Records that describe figures

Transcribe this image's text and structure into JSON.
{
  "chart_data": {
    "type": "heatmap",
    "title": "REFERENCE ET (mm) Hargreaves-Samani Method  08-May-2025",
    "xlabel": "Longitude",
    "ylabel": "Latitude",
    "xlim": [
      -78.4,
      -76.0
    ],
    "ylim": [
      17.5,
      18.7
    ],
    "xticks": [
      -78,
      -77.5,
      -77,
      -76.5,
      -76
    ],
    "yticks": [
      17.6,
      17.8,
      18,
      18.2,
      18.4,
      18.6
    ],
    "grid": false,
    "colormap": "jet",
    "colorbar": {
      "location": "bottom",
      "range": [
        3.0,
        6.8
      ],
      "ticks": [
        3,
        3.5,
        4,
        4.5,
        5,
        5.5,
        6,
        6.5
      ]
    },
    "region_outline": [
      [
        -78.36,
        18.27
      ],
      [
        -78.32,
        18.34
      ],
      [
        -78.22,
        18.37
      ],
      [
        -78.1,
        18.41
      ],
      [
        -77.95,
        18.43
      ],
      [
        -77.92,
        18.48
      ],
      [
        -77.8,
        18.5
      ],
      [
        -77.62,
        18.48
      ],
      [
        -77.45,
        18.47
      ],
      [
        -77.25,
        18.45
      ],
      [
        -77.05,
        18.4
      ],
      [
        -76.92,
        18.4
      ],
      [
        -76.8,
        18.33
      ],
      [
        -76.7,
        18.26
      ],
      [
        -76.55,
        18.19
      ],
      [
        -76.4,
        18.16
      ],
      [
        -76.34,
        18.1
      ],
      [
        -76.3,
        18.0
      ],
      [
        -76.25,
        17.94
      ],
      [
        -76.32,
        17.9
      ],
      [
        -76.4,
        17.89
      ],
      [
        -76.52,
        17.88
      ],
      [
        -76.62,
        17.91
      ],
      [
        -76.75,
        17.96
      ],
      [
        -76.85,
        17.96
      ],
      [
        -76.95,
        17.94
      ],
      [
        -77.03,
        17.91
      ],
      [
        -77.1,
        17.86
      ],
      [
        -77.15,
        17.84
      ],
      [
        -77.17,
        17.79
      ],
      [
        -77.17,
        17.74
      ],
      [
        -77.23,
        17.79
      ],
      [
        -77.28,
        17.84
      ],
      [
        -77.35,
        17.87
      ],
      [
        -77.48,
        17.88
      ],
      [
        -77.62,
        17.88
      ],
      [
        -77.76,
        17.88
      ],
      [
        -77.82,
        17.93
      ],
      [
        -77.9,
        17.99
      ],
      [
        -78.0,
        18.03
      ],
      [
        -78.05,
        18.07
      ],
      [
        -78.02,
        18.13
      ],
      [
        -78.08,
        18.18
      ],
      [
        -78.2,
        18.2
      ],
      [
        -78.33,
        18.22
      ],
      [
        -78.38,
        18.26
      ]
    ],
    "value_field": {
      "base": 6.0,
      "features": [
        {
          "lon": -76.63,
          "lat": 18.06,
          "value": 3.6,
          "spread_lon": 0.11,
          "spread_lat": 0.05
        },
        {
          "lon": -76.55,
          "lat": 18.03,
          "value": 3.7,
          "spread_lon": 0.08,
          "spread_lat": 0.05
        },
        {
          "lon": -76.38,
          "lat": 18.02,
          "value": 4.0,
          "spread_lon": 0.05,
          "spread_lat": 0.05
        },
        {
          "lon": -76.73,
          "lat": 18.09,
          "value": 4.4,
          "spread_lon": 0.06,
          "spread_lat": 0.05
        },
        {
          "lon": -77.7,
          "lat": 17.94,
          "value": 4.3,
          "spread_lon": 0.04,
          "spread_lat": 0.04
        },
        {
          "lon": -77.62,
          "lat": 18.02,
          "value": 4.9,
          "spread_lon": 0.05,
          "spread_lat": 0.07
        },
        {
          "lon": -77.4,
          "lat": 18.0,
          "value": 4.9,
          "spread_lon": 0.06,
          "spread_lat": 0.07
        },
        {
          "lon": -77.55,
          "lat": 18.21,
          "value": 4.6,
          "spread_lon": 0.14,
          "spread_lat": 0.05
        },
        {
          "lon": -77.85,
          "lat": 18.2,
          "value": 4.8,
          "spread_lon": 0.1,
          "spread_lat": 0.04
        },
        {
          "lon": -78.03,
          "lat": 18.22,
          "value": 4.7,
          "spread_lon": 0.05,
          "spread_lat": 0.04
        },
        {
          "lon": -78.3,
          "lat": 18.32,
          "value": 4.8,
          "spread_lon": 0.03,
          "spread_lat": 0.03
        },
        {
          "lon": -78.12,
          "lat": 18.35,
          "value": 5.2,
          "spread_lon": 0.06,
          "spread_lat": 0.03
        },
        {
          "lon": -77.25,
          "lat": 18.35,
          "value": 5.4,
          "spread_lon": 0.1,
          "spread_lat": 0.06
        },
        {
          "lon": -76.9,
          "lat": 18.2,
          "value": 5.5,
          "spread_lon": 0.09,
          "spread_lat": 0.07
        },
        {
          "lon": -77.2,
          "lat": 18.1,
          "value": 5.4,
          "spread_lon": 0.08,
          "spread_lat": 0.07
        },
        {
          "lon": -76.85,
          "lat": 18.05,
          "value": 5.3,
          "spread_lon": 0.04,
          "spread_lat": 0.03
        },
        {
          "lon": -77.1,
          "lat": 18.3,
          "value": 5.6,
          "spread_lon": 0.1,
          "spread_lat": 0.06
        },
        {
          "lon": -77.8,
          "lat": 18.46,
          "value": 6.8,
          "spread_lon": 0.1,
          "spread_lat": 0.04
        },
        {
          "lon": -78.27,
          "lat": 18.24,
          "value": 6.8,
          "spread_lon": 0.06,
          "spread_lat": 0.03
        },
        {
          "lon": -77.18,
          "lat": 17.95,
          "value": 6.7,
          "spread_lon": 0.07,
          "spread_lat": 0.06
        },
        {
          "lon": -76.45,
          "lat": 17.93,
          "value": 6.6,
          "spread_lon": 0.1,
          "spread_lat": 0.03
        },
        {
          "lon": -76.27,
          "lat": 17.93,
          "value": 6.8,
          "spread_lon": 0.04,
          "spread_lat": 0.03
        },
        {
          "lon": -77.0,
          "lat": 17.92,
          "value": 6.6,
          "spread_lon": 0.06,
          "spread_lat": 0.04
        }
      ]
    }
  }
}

- [Task prompt] Extract the complete listing above, reproducing each line exactly.

- [Reply to the exercise]
Transcribe this image's text and structure into JSON.
{
  "chart_data": {
    "type": "heatmap",
    "title": "REFERENCE ET (mm) Hargreaves-Samani Method  08-May-2025",
    "xlabel": "Longitude",
    "ylabel": "Latitude",
    "xlim": [
      -78.4,
      -76.0
    ],
    "ylim": [
      17.5,
      18.7
    ],
    "xticks": [
      -78,
      -77.5,
      -77,
      -76.5,
      -76
    ],
    "yticks": [
      17.6,
      17.8,
      18,
      18.2,
      18.4,
      18.6
    ],
    "grid": false,
    "colormap": "jet",
    "colorbar": {
      "location": "bottom",
      "range": [
        3.0,
        6.8
      ],
      "ticks": [
        3,
        3.5,
        4,
        4.5,
        5,
        5.5,
        6,
        6.5
      ]
    },
    "region_outline": [
      [
        -78.36,
        18.27
      ],
      [
        -78.32,
        18.34
      ],
      [
        -78.22,
        18.37
      ],
      [
        -78.1,
        18.41
      ],
      [
        -77.95,
        18.43
      ],
      [
        -77.92,
        18.48
      ],
      [
        -77.8,
        18.5
      ],
      [
        -77.62,
        18.48
      ],
      [
        -77.45,
        18.47
      ],
      [
        -77.25,
        18.45
      ],
      [
        -77.05,
        18.4
      ],
      [
        -76.92,
        18.4
      ],
      [
        -76.8,
        18.33
      ],
      [
        -76.7,
        18.26
      ],
      [
        -76.55,
        18.19
      ],
      [
        -76.4,
        18.16
      ],
      [
        -76.34,
        18.1
      ],
      [
        -76.3,
        18.0
      ],
      [
        -76.25,
        17.94
      ],
      [
        -76.32,
        17.9
      ],
      [
        -76.4,
        17.89
      ],
      [
        -76.52,
        17.88
      ],
      [
        -76.62,
        17.91
      ],
      [
        -76.75,
        17.96
      ],
      [
        -76.85,
        17.96
      ],
      [
        -76.95,
        17.94
      ],
      [
        -77.03,
        17.91
      ],
      [
        -77.1,
        17.86
      ],
      [
        -77.15,
        17.84
      ],
      [
        -77.17,
        17.79
      ],
      [
        -77.17,
        17.74
      ],
      [
        -77.23,
        17.79
      ],
      [
        -77.28,
        17.84
      ],
      [
        -77.35,
        17.87
      ],
      [
        -77.48,
        17.88
      ],
      [
        -77.62,
        17.88
      ],
      [
        -77.76,
        17.88
      ],
      [
        -77.82,
        17.93
      ],
      [
        -77.9,
        17.99
      ],
      [
        -78.0,
        18.03
      ],
      [
        -78.05,
        18.07
      ],
      [
        -78.02,
        18.13
      ],
      [
        -78.08,
        18.18
      ],
      [
        -78.2,
        18.2
      ],
      [
        -78.33,
        18.22
      ],
      [
        -78.38,
        18.26
      ]
    ],
    "value_field": {
      "base": 6.0,
      "features": [
        {
          "lon": -76.63,
          "lat": 18.06,
          "value": 3.6,
          "spread_lon": 0.11,
          "spread_lat": 0.05
        },
        {
          "lon": -76.55,
          "lat": 18.03,
          "value": 3.7,
          "spread_lon": 0.08,
          "spread_lat": 0.05
        },
        {
          "lon": -76.38,
          "lat": 18.02,
          "value": 4.0,
          "spread_lon": 0.05,
          "spread_lat": 0.05
        },
        {
          "lon": -76.73,
          "lat": 18.09,
          "value": 4.4,
          "spread_lon": 0.06,
          "spread_lat": 0.05
        },
        {
          "lon": -77.7,
          "lat": 17.94,
          "value": 4.3,
          "spread_lon": 0.04,
          "spread_lat": 0.04
        },
        {
          "lon": -77.62,
          "lat": 18.02,
          "value": 4.9,
          "spread_lon": 0.05,
          "spread_lat": 0.07
        },
        {
          "lon": -77.4,
          "lat": 18.0,
          "value": 4.9,
          "spread_lon": 0.06,
          "spread_lat": 0.07
        },
        {
          "lon": -77.55,
          "lat": 18.21,
          "value": 4.6,
          "spread_lon": 0.14,
          "spread_lat": 0.05
        },
        {
          "lon": -77.85,
          "lat": 18.2,
          "value": 4.8,
          "spread_lon": 0.1,
          "spread_lat": 0.04
        },
        {
          "lon": -78.03,
          "lat": 18.22,
          "value": 4.7,
          "spread_lon": 0.05,
          "spread_lat": 0.04
        },
        {
          "lon": -78.3,
          "lat": 18.32,
          "value": 4.8,
          "spread_lon": 0.03,
          "spread_lat": 0.03
        },
        {
          "lon": -78.12,
          "lat": 18.35,
          "value": 5.2,
          "spread_lon": 0.06,
          "spread_lat": 0.03
        },
        {
          "lon": -77.25,
          "lat": 18.35,
          "value": 5.4,
          "spread_lon": 0.1,
          "spread_lat": 0.06
        },
        {
          "lon": -76.9,
          "lat": 18.2,
          "value": 5.5,
          "spread_lon": 0.09,
          "spread_lat": 0.07
        },
        {
          "lon": -77.2,
          "lat": 18.1,
          "value": 5.4,
          "spread_lon": 0.08,
          "spread_lat": 0.07
        },
        {
          "lon": -76.85,
          "lat": 18.05,
          "value": 5.3,
          "spread_lon": 0.04,
          "spread_lat": 0.03
        },
        {
          "lon": -77.1,
          "lat": 18.3,
          "value": 5.6,
          "spread_lon": 0.1,
          "spread_lat": 0.06
        },
        {
          "lon": -77.8,
          "lat": 18.46,
          "value": 6.8,
          "spread_lon": 0.1,
          "spread_lat": 0.04
        },
        {
          "lon": -78.27,
          "lat": 18.24,
          "value": 6.8,
          "spread_lon": 0.06,
          "spread_lat": 0.03
        },
        {
          "lon": -77.18,
          "lat": 17.95,
          "value": 6.7,
          "spread_lon": 0.07,
          "spread_lat": 0.06
        },
        {
          "lon": -76.45,
          "lat": 17.93,
          "value": 6.6,
          "spread_lon": 0.1,
          "spread_lat": 0.03
        },
        {
          "lon": -76.27,
          "lat": 17.93,
          "value": 6.8,
          "spread_lon": 0.04,
          "spread_lat": 0.03
        },
        {
          "lon": -77.0,
          "lat": 17.92,
          "value": 6.6,
          "spread_lon": 0.06,
          "spread_lat": 0.04
        }
      ]
    }
  }
}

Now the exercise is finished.